[Begin]

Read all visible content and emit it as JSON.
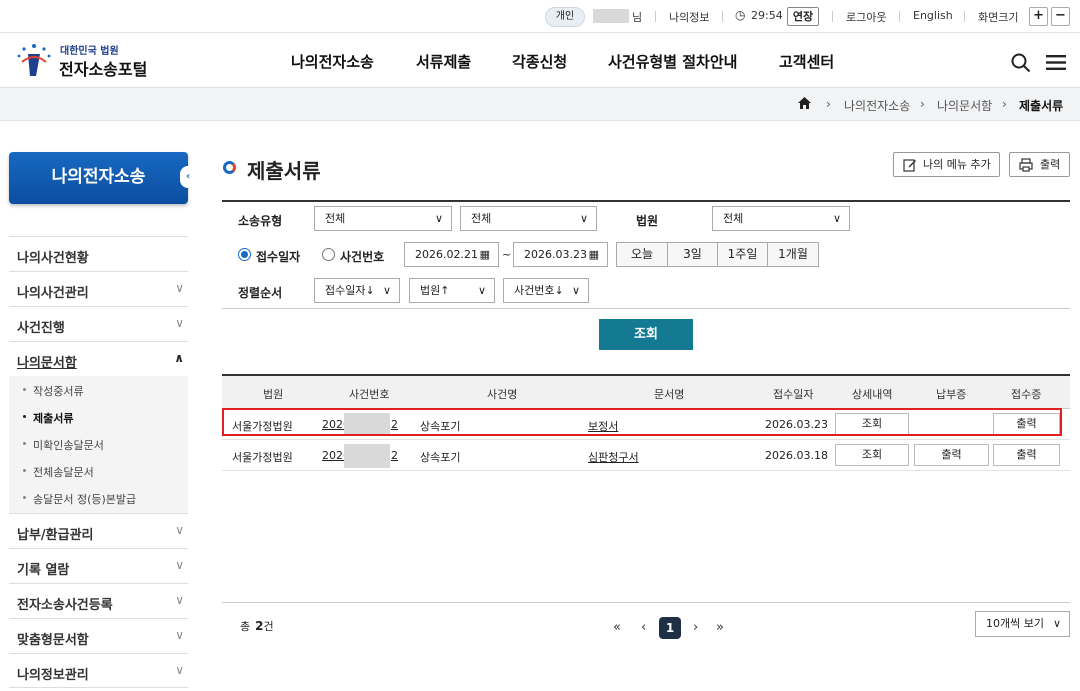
{
  "util": {
    "user_badge": "개인",
    "user_suffix": "님",
    "my_info": "나의정보",
    "timer": "29:54",
    "extend": "연장",
    "logout": "로그아웃",
    "language": "English",
    "zoom_label": "화면크기",
    "zoom_in": "+",
    "zoom_out": "−"
  },
  "header": {
    "logo_top": "대한민국 법원",
    "logo_main": "전자소송포털",
    "nav": [
      "나의전자소송",
      "서류제출",
      "각종신청",
      "사건유형별 절차안내",
      "고객센터"
    ]
  },
  "breadcrumb": [
    "나의전자소송",
    "나의문서함",
    "제출서류"
  ],
  "sidebar": {
    "title": "나의전자소송",
    "menu": [
      {
        "label": "나의사건현황",
        "chevron": ""
      },
      {
        "label": "나의사건관리",
        "chevron": "∨"
      },
      {
        "label": "사건진행",
        "chevron": "∨"
      },
      {
        "label": "나의문서함",
        "chevron": "∧"
      }
    ],
    "submenu": [
      "작성중서류",
      "제출서류",
      "미확인송달문서",
      "전체송달문서",
      "송달문서 정(등)본발급"
    ],
    "menu2": [
      {
        "label": "납부/환급관리",
        "chevron": "∨"
      },
      {
        "label": "기록 열람",
        "chevron": "∨"
      },
      {
        "label": "전자소송사건등록",
        "chevron": "∨"
      },
      {
        "label": "맞춤형문서함",
        "chevron": "∨"
      },
      {
        "label": "나의정보관리",
        "chevron": "∨"
      }
    ]
  },
  "page": {
    "title": "제출서류",
    "add_menu": "나의 메뉴 추가",
    "print": "출력"
  },
  "form": {
    "case_type_label": "소송유형",
    "case_type_1": "전체",
    "case_type_2": "전체",
    "court_label": "법원",
    "court_value": "전체",
    "radio_receipt": "접수일자",
    "radio_case": "사건번호",
    "date_from": "2026.02.21",
    "date_tilde": "~",
    "date_to": "2026.03.23",
    "quick": [
      "오늘",
      "3일",
      "1주일",
      "1개월"
    ],
    "sort_label": "정렬순서",
    "sort_1": "접수일자↓",
    "sort_2": "법원↑",
    "sort_3": "사건번호↓",
    "search": "조회"
  },
  "table": {
    "headers": [
      "법원",
      "사건번호",
      "사건명",
      "문서명",
      "접수일자",
      "상세내역",
      "납부증",
      "접수증"
    ],
    "rows": [
      {
        "court": "서울가정법원",
        "case_prefix": "2026",
        "case_suffix": "2",
        "case_name": "상속포기",
        "doc": "보정서",
        "date": "2026.03.23",
        "detail": "조회",
        "payment": "",
        "receipt": "출력"
      },
      {
        "court": "서울가정법원",
        "case_prefix": "2026",
        "case_suffix": "2",
        "case_name": "상속포기",
        "doc": "심판청구서",
        "date": "2026.03.18",
        "detail": "조회",
        "payment": "출력",
        "receipt": "출력"
      }
    ]
  },
  "footer": {
    "total_label": "총",
    "total_count": "2",
    "total_unit": "건",
    "first": "«",
    "prev": "‹",
    "page": "1",
    "next": "›",
    "last": "»",
    "per_page": "10개씩 보기"
  }
}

[End]

DIRECTION =>
Every record above should be written out again exactly; the pictures stay out of the copy.

FINAL ANSWER =>
Read all visible content and emit it as JSON.
{
  "util": {
    "user_badge": "개인",
    "user_suffix": "님",
    "my_info": "나의정보",
    "timer": "29:54",
    "extend": "연장",
    "logout": "로그아웃",
    "language": "English",
    "zoom_label": "화면크기",
    "zoom_in": "+",
    "zoom_out": "−"
  },
  "header": {
    "logo_top": "대한민국 법원",
    "logo_main": "전자소송포털",
    "nav": [
      "나의전자소송",
      "서류제출",
      "각종신청",
      "사건유형별 절차안내",
      "고객센터"
    ]
  },
  "breadcrumb": [
    "나의전자소송",
    "나의문서함",
    "제출서류"
  ],
  "sidebar": {
    "title": "나의전자소송",
    "menu": [
      {
        "label": "나의사건현황",
        "chevron": ""
      },
      {
        "label": "나의사건관리",
        "chevron": "∨"
      },
      {
        "label": "사건진행",
        "chevron": "∨"
      },
      {
        "label": "나의문서함",
        "chevron": "∧"
      }
    ],
    "submenu": [
      "작성중서류",
      "제출서류",
      "미확인송달문서",
      "전체송달문서",
      "송달문서 정(등)본발급"
    ],
    "menu2": [
      {
        "label": "납부/환급관리",
        "chevron": "∨"
      },
      {
        "label": "기록 열람",
        "chevron": "∨"
      },
      {
        "label": "전자소송사건등록",
        "chevron": "∨"
      },
      {
        "label": "맞춤형문서함",
        "chevron": "∨"
      },
      {
        "label": "나의정보관리",
        "chevron": "∨"
      }
    ]
  },
  "page": {
    "title": "제출서류",
    "add_menu": "나의 메뉴 추가",
    "print": "출력"
  },
  "form": {
    "case_type_label": "소송유형",
    "case_type_1": "전체",
    "case_type_2": "전체",
    "court_label": "법원",
    "court_value": "전체",
    "radio_receipt": "접수일자",
    "radio_case": "사건번호",
    "date_from": "2026.02.21",
    "date_tilde": "~",
    "date_to": "2026.03.23",
    "quick": [
      "오늘",
      "3일",
      "1주일",
      "1개월"
    ],
    "sort_label": "정렬순서",
    "sort_1": "접수일자↓",
    "sort_2": "법원↑",
    "sort_3": "사건번호↓",
    "search": "조회"
  },
  "table": {
    "headers": [
      "법원",
      "사건번호",
      "사건명",
      "문서명",
      "접수일자",
      "상세내역",
      "납부증",
      "접수증"
    ],
    "rows": [
      {
        "court": "서울가정법원",
        "case_prefix": "2026",
        "case_suffix": "2",
        "case_name": "상속포기",
        "doc": "보정서",
        "date": "2026.03.23",
        "detail": "조회",
        "payment": "",
        "receipt": "출력"
      },
      {
        "court": "서울가정법원",
        "case_prefix": "2026",
        "case_suffix": "2",
        "case_name": "상속포기",
        "doc": "심판청구서",
        "date": "2026.03.18",
        "detail": "조회",
        "payment": "출력",
        "receipt": "출력"
      }
    ]
  },
  "footer": {
    "total_label": "총",
    "total_count": "2",
    "total_unit": "건",
    "first": "«",
    "prev": "‹",
    "page": "1",
    "next": "›",
    "last": "»",
    "per_page": "10개씩 보기"
  }
}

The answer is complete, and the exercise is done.